:: RECORDED INFORMATION ::
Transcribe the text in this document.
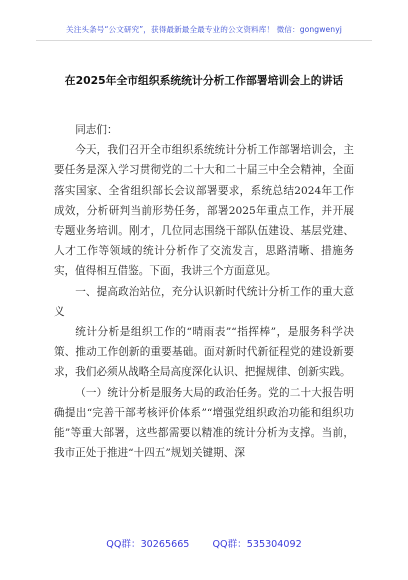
关注头条号“公文研究”，获得最新最全最专业的公文资料库！ 微信：gongwenyj
在2025年全市组织系统统计分析工作部署培训会上的讲话

同志们：

今天，我们召开全市组织系统统计分析工作部署培训会，主要任务是深入学习贯彻党的二十大和二十届三中全会精神，全面落实国家、全省组织部长会议部署要求，系统总结2024年工作成效，分析研判当前形势任务，部署2025年重点工作，并开展专题业务培训。刚才，几位同志围绕干部队伍建设、基层党建、人才工作等领域的统计分析作了交流发言，思路清晰、措施务实，值得相互借鉴。下面，我讲三个方面意见。

一、提高政治站位，充分认识新时代统计分析工作的重大意义

统计分析是组织工作的“晴雨表”“指挥棒”，是服务科学决策、推动工作创新的重要基础。面对新时代新征程党的建设新要求，我们必须从战略全局高度深化认识、把握规律、创新实践。

（一）统计分析是服务大局的政治任务。党的二十大报告明确提出“完善干部考核评价体系”“增强党组织政治功能和组织功能”等重大部署，这些都需要以精准的统计分析为支撑。当前，我市正处于推进“十四五”规划关键期、深

QQ群：30265665 QQ群：535304092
:::
### WHAT IS EXPECTED:
The data should be printed again unchanged; leave its pictures out.

### ANSWER TO THE TASK:
Transcribe the text in this document.
关注头条号“公文研究”，获得最新最全最专业的公文资料库！ 微信：gongwenyj
在2025年全市组织系统统计分析工作部署培训会上的讲话

同志们：

今天，我们召开全市组织系统统计分析工作部署培训会，主要任务是深入学习贯彻党的二十大和二十届三中全会精神，全面落实国家、全省组织部长会议部署要求，系统总结2024年工作成效，分析研判当前形势任务，部署2025年重点工作，并开展专题业务培训。刚才，几位同志围绕干部队伍建设、基层党建、人才工作等领域的统计分析作了交流发言，思路清晰、措施务实，值得相互借鉴。下面，我讲三个方面意见。

一、提高政治站位，充分认识新时代统计分析工作的重大意义

统计分析是组织工作的“晴雨表”“指挥棒”，是服务科学决策、推动工作创新的重要基础。面对新时代新征程党的建设新要求，我们必须从战略全局高度深化认识、把握规律、创新实践。

（一）统计分析是服务大局的政治任务。党的二十大报告明确提出“完善干部考核评价体系”“增强党组织政治功能和组织功能”等重大部署，这些都需要以精准的统计分析为支撑。当前，我市正处于推进“十四五”规划关键期、深

QQ群：30265665 QQ群：535304092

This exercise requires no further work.